For each line in the data below that holds "Registrar", return a copy.

-- Records for this exercise follows --

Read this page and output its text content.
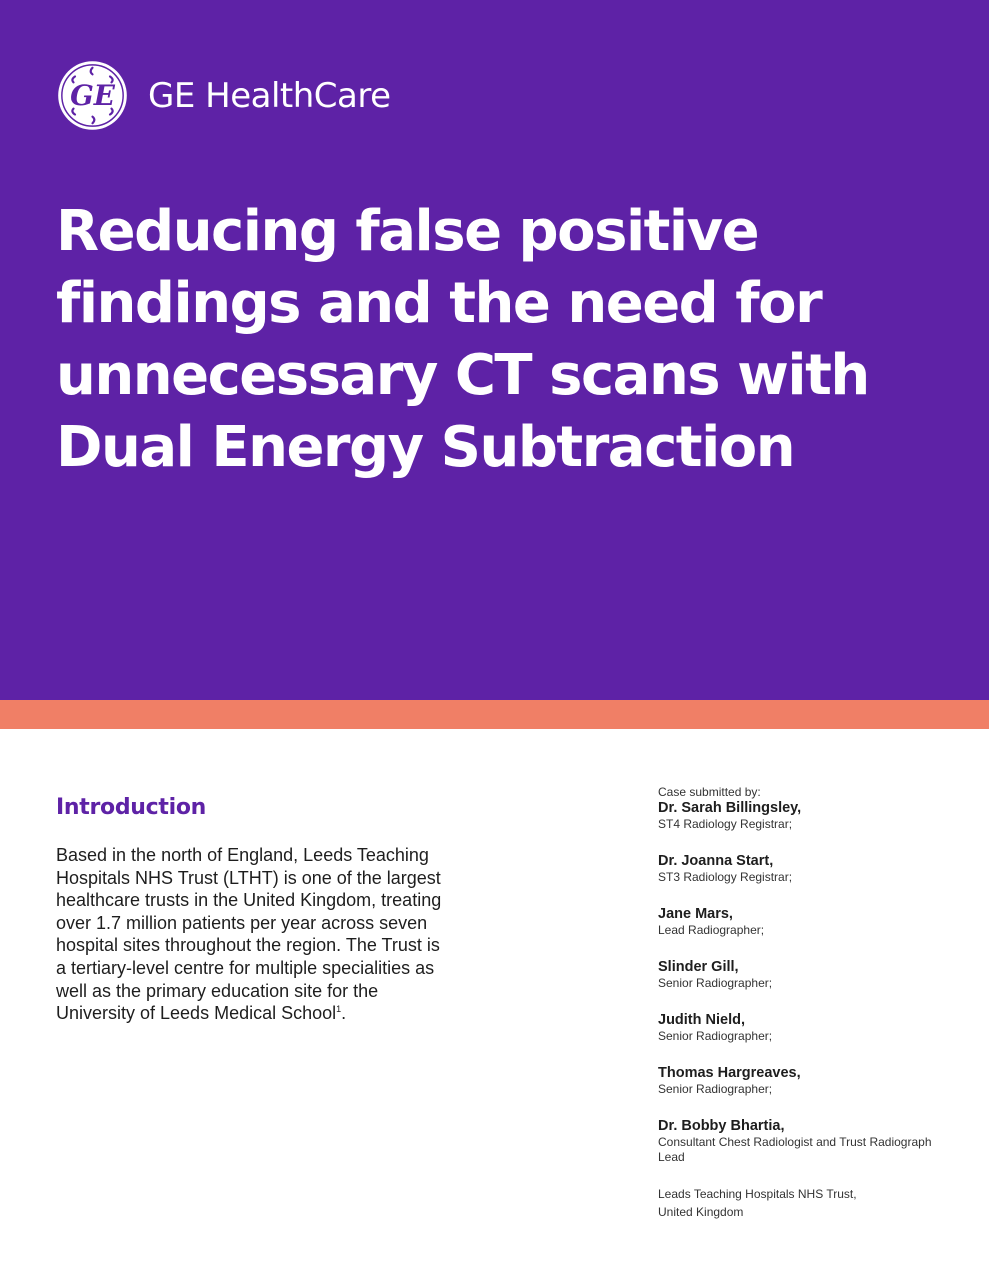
GE GE HealthCare
Reducing false positive findings and the need for unnecessary CT scans with Dual Energy Subtraction
Introduction

Based in the north of England, Leeds Teaching Hospitals NHS Trust (LTHT) is one of the largest healthcare trusts in the United Kingdom, treating over 1.7 million patients per year across seven hospital sites throughout the region. The Trust is a tertiary-level centre for multiple specialities as well as the primary education site for the University of Leeds Medical School$^1$.

Case submitted by:
Dr. Sarah Billingsley,
ST4 Radiology Registrar;
Dr. Joanna Start,
ST3 Radiology Registrar;
Jane Mars,
Lead Radiographer;
Slinder Gill,
Senior Radiographer;
Judith Nield,
Senior Radiographer;
Thomas Hargreaves,
Senior Radiographer;
Dr. Bobby Bhartia,
Consultant Chest Radiologist and Trust Radiograph Lead
Leads Teaching Hospitals NHS Trust,
United Kingdom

-- Records for this exercise concluded --

__The completed task__.
ST4 Radiology Registrar;
ST3 Radiology Registrar;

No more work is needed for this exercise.